Some records:

______

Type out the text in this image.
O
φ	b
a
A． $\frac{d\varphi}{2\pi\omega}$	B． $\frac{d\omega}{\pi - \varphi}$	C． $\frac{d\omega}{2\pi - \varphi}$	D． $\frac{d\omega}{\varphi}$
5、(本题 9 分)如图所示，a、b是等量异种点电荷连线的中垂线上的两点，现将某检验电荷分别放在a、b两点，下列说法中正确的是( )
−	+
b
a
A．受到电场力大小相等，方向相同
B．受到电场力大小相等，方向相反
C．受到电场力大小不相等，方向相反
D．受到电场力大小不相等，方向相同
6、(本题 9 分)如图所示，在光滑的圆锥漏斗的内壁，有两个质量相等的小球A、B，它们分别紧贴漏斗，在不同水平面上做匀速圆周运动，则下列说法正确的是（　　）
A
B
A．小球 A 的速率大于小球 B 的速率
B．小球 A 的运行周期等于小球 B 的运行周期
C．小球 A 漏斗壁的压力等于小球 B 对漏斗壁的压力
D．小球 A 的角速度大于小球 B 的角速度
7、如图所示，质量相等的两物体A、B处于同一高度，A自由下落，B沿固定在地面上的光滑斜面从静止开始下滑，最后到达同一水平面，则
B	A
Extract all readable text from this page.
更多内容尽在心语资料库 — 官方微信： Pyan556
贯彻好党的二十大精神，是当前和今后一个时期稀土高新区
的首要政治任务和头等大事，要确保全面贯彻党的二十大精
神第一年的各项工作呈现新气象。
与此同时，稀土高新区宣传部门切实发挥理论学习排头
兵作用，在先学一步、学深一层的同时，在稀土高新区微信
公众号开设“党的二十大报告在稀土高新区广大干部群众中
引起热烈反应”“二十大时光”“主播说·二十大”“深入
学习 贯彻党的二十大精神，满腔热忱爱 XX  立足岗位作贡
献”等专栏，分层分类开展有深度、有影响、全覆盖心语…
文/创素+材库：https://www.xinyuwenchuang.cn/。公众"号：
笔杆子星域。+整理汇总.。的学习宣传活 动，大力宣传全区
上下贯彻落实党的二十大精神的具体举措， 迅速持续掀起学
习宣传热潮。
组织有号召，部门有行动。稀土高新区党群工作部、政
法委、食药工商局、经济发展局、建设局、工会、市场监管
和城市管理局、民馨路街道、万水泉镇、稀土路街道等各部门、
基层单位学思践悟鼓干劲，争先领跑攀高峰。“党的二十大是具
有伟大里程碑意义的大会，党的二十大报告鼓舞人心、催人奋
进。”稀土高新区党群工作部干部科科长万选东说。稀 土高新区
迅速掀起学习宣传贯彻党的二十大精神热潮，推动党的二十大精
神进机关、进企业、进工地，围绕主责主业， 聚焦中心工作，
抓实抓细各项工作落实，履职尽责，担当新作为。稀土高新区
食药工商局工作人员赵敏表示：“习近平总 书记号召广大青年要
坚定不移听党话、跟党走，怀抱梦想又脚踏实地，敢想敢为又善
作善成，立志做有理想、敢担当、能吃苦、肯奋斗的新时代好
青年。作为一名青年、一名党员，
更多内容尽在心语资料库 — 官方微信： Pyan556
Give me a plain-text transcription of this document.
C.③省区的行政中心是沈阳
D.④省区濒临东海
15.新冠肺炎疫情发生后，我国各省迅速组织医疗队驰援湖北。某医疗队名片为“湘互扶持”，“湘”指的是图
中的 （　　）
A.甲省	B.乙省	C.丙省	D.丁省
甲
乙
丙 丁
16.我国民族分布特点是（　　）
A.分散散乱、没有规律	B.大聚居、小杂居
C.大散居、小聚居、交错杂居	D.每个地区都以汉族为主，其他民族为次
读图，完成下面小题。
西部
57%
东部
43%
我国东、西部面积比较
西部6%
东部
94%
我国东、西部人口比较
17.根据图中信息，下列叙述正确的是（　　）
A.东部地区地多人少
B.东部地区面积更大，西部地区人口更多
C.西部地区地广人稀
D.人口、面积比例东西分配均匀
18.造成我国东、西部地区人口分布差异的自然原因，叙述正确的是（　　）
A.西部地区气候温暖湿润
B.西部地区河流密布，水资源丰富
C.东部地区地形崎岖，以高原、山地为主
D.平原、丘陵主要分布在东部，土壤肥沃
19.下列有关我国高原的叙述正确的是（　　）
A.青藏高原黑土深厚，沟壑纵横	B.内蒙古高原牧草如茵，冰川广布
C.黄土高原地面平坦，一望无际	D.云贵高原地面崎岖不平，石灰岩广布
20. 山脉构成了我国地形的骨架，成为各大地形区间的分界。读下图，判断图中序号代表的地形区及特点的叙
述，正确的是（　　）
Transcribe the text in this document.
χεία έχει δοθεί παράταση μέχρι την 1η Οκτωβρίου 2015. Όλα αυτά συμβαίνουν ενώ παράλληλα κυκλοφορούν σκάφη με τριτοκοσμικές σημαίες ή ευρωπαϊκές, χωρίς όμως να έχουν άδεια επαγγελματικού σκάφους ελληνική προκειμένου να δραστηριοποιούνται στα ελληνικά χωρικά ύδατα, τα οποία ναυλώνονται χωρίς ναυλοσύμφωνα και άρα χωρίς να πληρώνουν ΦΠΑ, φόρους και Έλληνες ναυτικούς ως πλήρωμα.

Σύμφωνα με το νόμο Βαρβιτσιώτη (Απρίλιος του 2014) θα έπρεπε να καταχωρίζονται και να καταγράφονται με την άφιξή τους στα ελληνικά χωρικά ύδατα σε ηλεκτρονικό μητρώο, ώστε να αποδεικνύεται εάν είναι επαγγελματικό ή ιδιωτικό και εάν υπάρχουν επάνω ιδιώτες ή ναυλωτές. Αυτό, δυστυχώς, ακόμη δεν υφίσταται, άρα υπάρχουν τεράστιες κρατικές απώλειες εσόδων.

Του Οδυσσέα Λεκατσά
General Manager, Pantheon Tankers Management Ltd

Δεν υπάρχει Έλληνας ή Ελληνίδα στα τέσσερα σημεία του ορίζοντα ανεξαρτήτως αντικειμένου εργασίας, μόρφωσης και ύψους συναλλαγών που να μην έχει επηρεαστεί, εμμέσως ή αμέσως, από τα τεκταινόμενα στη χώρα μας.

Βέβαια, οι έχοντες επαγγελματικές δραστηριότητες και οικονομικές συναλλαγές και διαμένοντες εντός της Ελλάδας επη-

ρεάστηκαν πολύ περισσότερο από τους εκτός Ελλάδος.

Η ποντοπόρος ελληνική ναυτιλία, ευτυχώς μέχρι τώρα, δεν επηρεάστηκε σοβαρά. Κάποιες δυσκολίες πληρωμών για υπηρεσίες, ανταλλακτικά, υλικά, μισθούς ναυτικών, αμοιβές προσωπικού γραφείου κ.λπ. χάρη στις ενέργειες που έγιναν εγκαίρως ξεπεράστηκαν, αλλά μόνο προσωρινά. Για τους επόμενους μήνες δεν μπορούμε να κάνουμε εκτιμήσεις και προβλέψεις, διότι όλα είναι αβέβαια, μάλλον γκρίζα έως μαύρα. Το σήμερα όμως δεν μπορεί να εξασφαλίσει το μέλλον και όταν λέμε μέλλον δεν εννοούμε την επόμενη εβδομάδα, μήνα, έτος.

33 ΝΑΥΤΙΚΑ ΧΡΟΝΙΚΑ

______

● WORK TO COMPLETE
Reproduce the entries above in full by retyping them exactly.

● EXERCISE SOLUTION
Type out the text in this image.
O
φ	b
a
A． $\frac{d\varphi}{2\pi\omega}$	B． $\frac{d\omega}{\pi - \varphi}$	C． $\frac{d\omega}{2\pi - \varphi}$	D． $\frac{d\omega}{\varphi}$
5、(本题 9 分)如图所示，a、b是等量异种点电荷连线的中垂线上的两点，现将某检验电荷分别放在a、b两点，下列说法中正确的是( )
−	+
b
a
A．受到电场力大小相等，方向相同
B．受到电场力大小相等，方向相反
C．受到电场力大小不相等，方向相反
D．受到电场力大小不相等，方向相同
6、(本题 9 分)如图所示，在光滑的圆锥漏斗的内壁，有两个质量相等的小球A、B，它们分别紧贴漏斗，在不同水平面上做匀速圆周运动，则下列说法正确的是（　　）
A
B
A．小球 A 的速率大于小球 B 的速率
B．小球 A 的运行周期等于小球 B 的运行周期
C．小球 A 漏斗壁的压力等于小球 B 对漏斗壁的压力
D．小球 A 的角速度大于小球 B 的角速度
7、如图所示，质量相等的两物体A、B处于同一高度，A自由下落，B沿固定在地面上的光滑斜面从静止开始下滑，最后到达同一水平面，则
B	A
Extract all readable text from this page.
更多内容尽在心语资料库 — 官方微信： Pyan556
贯彻好党的二十大精神，是当前和今后一个时期稀土高新区
的首要政治任务和头等大事，要确保全面贯彻党的二十大精
神第一年的各项工作呈现新气象。
与此同时，稀土高新区宣传部门切实发挥理论学习排头
兵作用，在先学一步、学深一层的同时，在稀土高新区微信
公众号开设“党的二十大报告在稀土高新区广大干部群众中
引起热烈反应”“二十大时光”“主播说·二十大”“深入
学习 贯彻党的二十大精神，满腔热忱爱 XX  立足岗位作贡
献”等专栏，分层分类开展有深度、有影响、全覆盖心语…
文/创素+材库：https://www.xinyuwenchuang.cn/。公众"号：
笔杆子星域。+整理汇总.。的学习宣传活 动，大力宣传全区
上下贯彻落实党的二十大精神的具体举措， 迅速持续掀起学
习宣传热潮。
组织有号召，部门有行动。稀土高新区党群工作部、政
法委、食药工商局、经济发展局、建设局、工会、市场监管
和城市管理局、民馨路街道、万水泉镇、稀土路街道等各部门、
基层单位学思践悟鼓干劲，争先领跑攀高峰。“党的二十大是具
有伟大里程碑意义的大会，党的二十大报告鼓舞人心、催人奋
进。”稀土高新区党群工作部干部科科长万选东说。稀 土高新区
迅速掀起学习宣传贯彻党的二十大精神热潮，推动党的二十大精
神进机关、进企业、进工地，围绕主责主业， 聚焦中心工作，
抓实抓细各项工作落实，履职尽责，担当新作为。稀土高新区
食药工商局工作人员赵敏表示：“习近平总 书记号召广大青年要
坚定不移听党话、跟党走，怀抱梦想又脚踏实地，敢想敢为又善
作善成，立志做有理想、敢担当、能吃苦、肯奋斗的新时代好
青年。作为一名青年、一名党员，
更多内容尽在心语资料库 — 官方微信： Pyan556
Give me a plain-text transcription of this document.
C.③省区的行政中心是沈阳
D.④省区濒临东海
15.新冠肺炎疫情发生后，我国各省迅速组织医疗队驰援湖北。某医疗队名片为“湘互扶持”，“湘”指的是图
中的 （　　）
A.甲省	B.乙省	C.丙省	D.丁省
甲
乙
丙 丁
16.我国民族分布特点是（　　）
A.分散散乱、没有规律	B.大聚居、小杂居
C.大散居、小聚居、交错杂居	D.每个地区都以汉族为主，其他民族为次
读图，完成下面小题。
西部
57%
东部
43%
我国东、西部面积比较
西部6%
东部
94%
我国东、西部人口比较
17.根据图中信息，下列叙述正确的是（　　）
A.东部地区地多人少
B.东部地区面积更大，西部地区人口更多
C.西部地区地广人稀
D.人口、面积比例东西分配均匀
18.造成我国东、西部地区人口分布差异的自然原因，叙述正确的是（　　）
A.西部地区气候温暖湿润
B.西部地区河流密布，水资源丰富
C.东部地区地形崎岖，以高原、山地为主
D.平原、丘陵主要分布在东部，土壤肥沃
19.下列有关我国高原的叙述正确的是（　　）
A.青藏高原黑土深厚，沟壑纵横	B.内蒙古高原牧草如茵，冰川广布
C.黄土高原地面平坦，一望无际	D.云贵高原地面崎岖不平，石灰岩广布
20. 山脉构成了我国地形的骨架，成为各大地形区间的分界。读下图，判断图中序号代表的地形区及特点的叙
述，正确的是（　　）
Transcribe the text in this document.
χεία έχει δοθεί παράταση μέχρι την 1η Οκτωβρίου 2015. Όλα αυτά συμβαίνουν ενώ παράλληλα κυκλοφορούν σκάφη με τριτοκοσμικές σημαίες ή ευρωπαϊκές, χωρίς όμως να έχουν άδεια επαγγελματικού σκάφους ελληνική προκειμένου να δραστηριοποιούνται στα ελληνικά χωρικά ύδατα, τα οποία ναυλώνονται χωρίς ναυλοσύμφωνα και άρα χωρίς να πληρώνουν ΦΠΑ, φόρους και Έλληνες ναυτικούς ως πλήρωμα.

Σύμφωνα με το νόμο Βαρβιτσιώτη (Απρίλιος του 2014) θα έπρεπε να καταχωρίζονται και να καταγράφονται με την άφιξή τους στα ελληνικά χωρικά ύδατα σε ηλεκτρονικό μητρώο, ώστε να αποδεικνύεται εάν είναι επαγγελματικό ή ιδιωτικό και εάν υπάρχουν επάνω ιδιώτες ή ναυλωτές. Αυτό, δυστυχώς, ακόμη δεν υφίσταται, άρα υπάρχουν τεράστιες κρατικές απώλειες εσόδων.

Του Οδυσσέα Λεκατσά
General Manager, Pantheon Tankers Management Ltd

Δεν υπάρχει Έλληνας ή Ελληνίδα στα τέσσερα σημεία του ορίζοντα ανεξαρτήτως αντικειμένου εργασίας, μόρφωσης και ύψους συναλλαγών που να μην έχει επηρεαστεί, εμμέσως ή αμέσως, από τα τεκταινόμενα στη χώρα μας.

Βέβαια, οι έχοντες επαγγελματικές δραστηριότητες και οικονομικές συναλλαγές και διαμένοντες εντός της Ελλάδας επη-

ρεάστηκαν πολύ περισσότερο από τους εκτός Ελλάδος.

Η ποντοπόρος ελληνική ναυτιλία, ευτυχώς μέχρι τώρα, δεν επηρεάστηκε σοβαρά. Κάποιες δυσκολίες πληρωμών για υπηρεσίες, ανταλλακτικά, υλικά, μισθούς ναυτικών, αμοιβές προσωπικού γραφείου κ.λπ. χάρη στις ενέργειες που έγιναν εγκαίρως ξεπεράστηκαν, αλλά μόνο προσωρινά. Για τους επόμενους μήνες δεν μπορούμε να κάνουμε εκτιμήσεις και προβλέψεις, διότι όλα είναι αβέβαια, μάλλον γκρίζα έως μαύρα. Το σήμερα όμως δεν μπορεί να εξασφαλίσει το μέλλον και όταν λέμε μέλλον δεν εννοούμε την επόμενη εβδομάδα, μήνα, έτος.

33 ΝΑΥΤΙΚΑ ΧΡΟΝΙΚΑ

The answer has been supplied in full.